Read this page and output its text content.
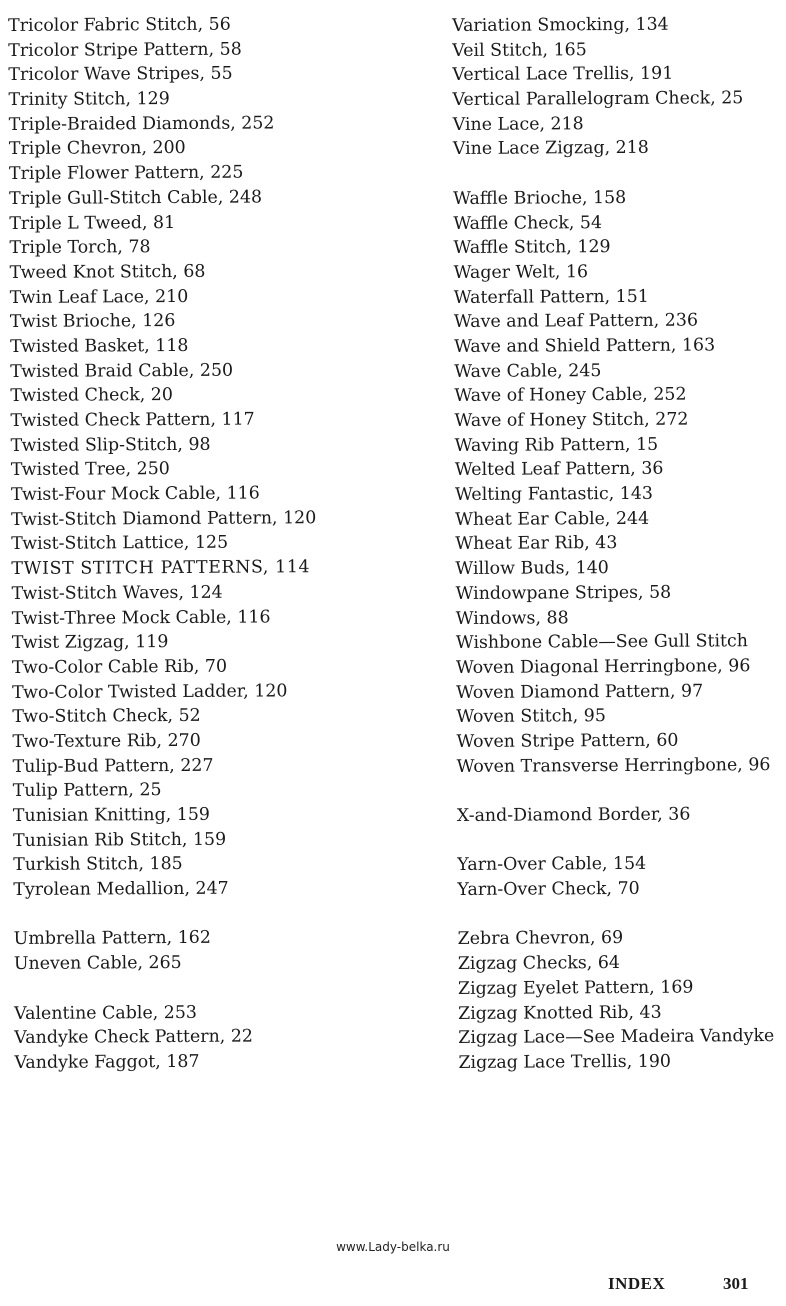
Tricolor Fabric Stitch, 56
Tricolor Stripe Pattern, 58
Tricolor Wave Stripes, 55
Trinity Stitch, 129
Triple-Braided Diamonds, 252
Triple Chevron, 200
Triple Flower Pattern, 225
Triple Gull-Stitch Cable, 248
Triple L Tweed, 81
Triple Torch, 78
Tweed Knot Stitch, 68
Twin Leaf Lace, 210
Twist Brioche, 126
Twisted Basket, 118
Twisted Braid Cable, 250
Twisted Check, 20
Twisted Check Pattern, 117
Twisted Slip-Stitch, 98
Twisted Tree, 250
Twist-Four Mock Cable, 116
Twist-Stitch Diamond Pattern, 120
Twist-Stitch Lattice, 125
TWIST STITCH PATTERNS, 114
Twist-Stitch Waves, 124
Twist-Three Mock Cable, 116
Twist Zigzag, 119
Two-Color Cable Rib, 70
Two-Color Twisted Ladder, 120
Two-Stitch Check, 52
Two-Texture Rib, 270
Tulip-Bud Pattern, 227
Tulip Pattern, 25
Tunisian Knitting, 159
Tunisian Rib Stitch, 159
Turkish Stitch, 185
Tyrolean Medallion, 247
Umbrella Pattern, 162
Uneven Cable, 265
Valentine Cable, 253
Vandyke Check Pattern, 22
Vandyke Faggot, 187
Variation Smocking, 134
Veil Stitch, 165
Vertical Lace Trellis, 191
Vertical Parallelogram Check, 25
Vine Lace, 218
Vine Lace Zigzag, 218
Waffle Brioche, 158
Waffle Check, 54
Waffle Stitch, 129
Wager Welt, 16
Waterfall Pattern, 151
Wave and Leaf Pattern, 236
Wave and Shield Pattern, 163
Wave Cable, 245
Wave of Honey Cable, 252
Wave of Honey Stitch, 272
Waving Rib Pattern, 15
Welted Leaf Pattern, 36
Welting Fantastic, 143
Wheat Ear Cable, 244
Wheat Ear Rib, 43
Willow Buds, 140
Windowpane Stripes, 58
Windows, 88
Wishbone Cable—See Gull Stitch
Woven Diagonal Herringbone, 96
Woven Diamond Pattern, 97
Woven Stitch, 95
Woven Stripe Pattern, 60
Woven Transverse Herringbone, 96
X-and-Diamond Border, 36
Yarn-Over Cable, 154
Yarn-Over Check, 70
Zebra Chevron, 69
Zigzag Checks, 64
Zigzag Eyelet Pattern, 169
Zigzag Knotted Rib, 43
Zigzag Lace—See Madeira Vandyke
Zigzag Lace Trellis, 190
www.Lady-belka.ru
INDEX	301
...
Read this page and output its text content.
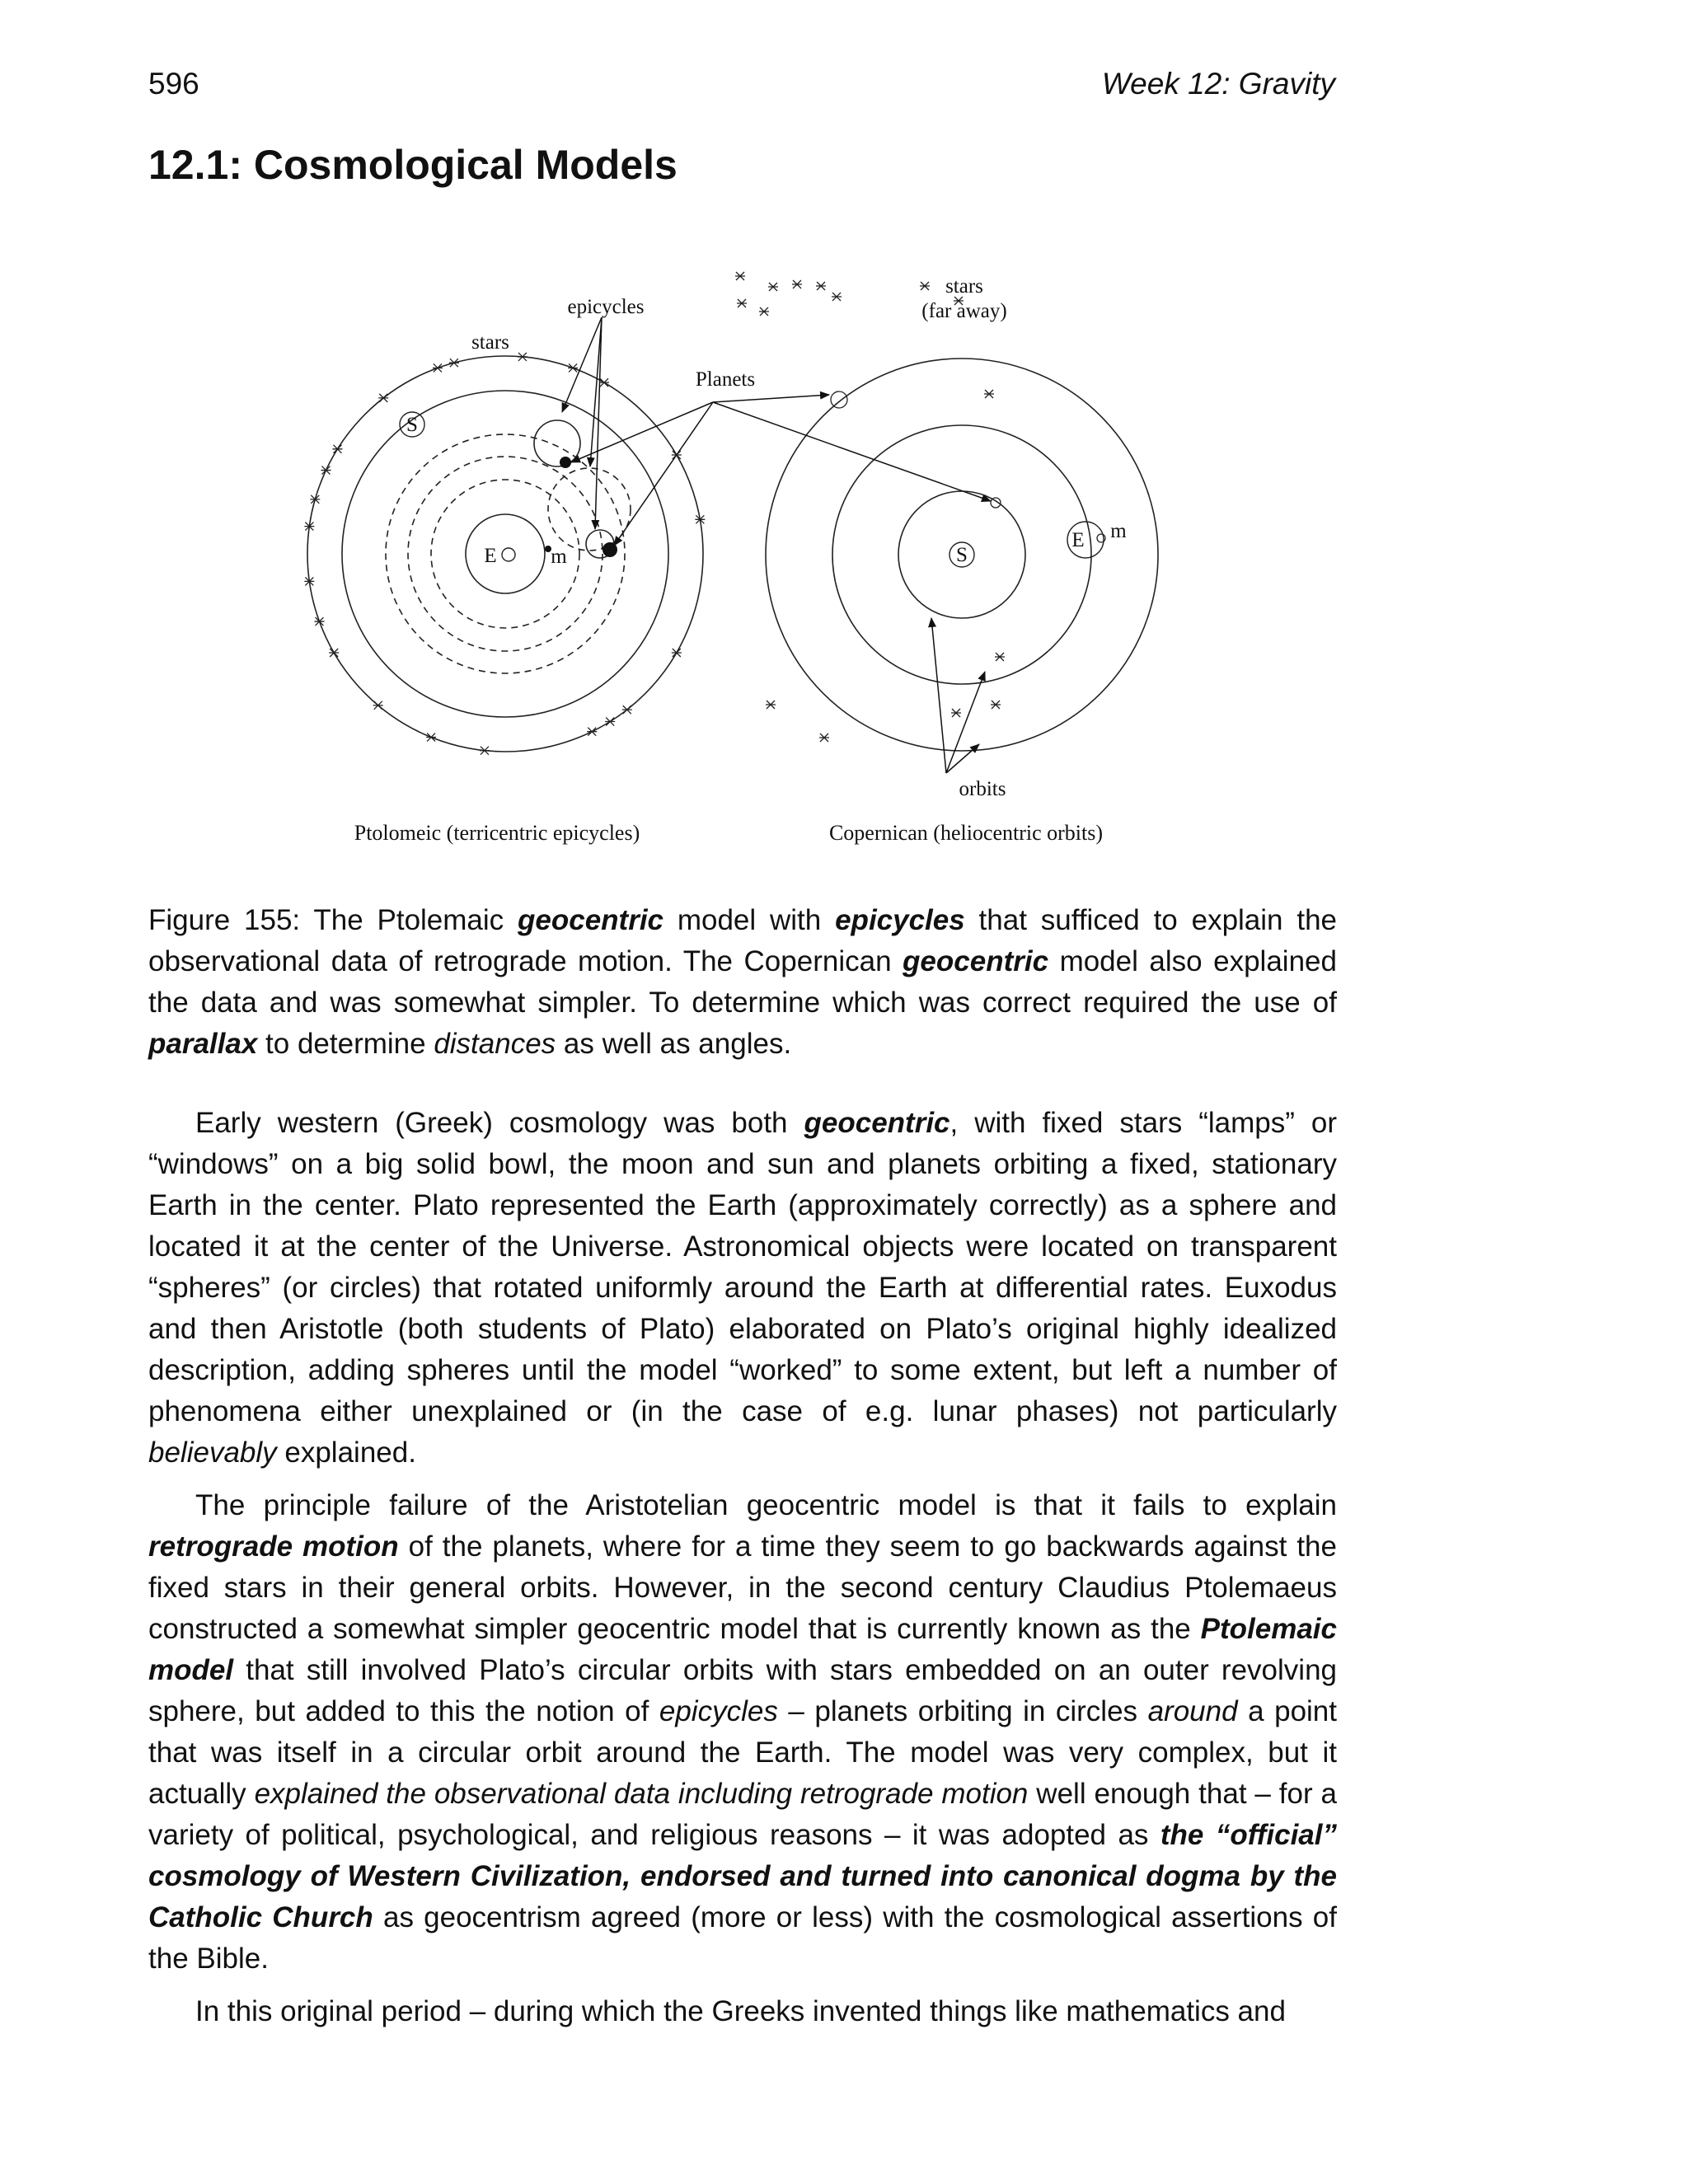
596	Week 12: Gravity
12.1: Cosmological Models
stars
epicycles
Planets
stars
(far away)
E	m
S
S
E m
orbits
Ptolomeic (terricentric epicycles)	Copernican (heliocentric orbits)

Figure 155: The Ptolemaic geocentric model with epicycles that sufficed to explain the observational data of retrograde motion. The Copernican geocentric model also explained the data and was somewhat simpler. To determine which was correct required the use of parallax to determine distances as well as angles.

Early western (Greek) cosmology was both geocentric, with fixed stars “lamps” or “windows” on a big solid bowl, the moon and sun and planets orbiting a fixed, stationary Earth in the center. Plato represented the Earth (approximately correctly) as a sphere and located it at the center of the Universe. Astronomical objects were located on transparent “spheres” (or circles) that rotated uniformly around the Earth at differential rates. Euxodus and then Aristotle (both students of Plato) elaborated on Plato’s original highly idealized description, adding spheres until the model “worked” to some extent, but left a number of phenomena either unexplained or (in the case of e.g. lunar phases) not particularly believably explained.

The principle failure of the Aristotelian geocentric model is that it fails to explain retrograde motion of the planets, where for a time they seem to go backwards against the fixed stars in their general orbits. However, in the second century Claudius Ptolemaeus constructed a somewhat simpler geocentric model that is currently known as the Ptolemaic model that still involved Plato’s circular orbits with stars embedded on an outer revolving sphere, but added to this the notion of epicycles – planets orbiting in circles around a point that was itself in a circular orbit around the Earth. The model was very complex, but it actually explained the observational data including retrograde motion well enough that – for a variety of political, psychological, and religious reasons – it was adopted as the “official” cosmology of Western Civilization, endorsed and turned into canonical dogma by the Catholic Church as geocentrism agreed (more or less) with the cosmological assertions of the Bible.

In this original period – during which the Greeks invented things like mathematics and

• SET EXERCISE
In the material above, tally every line with the string "Chevron" in it, then give that number alone.

• THE OUTPUT
2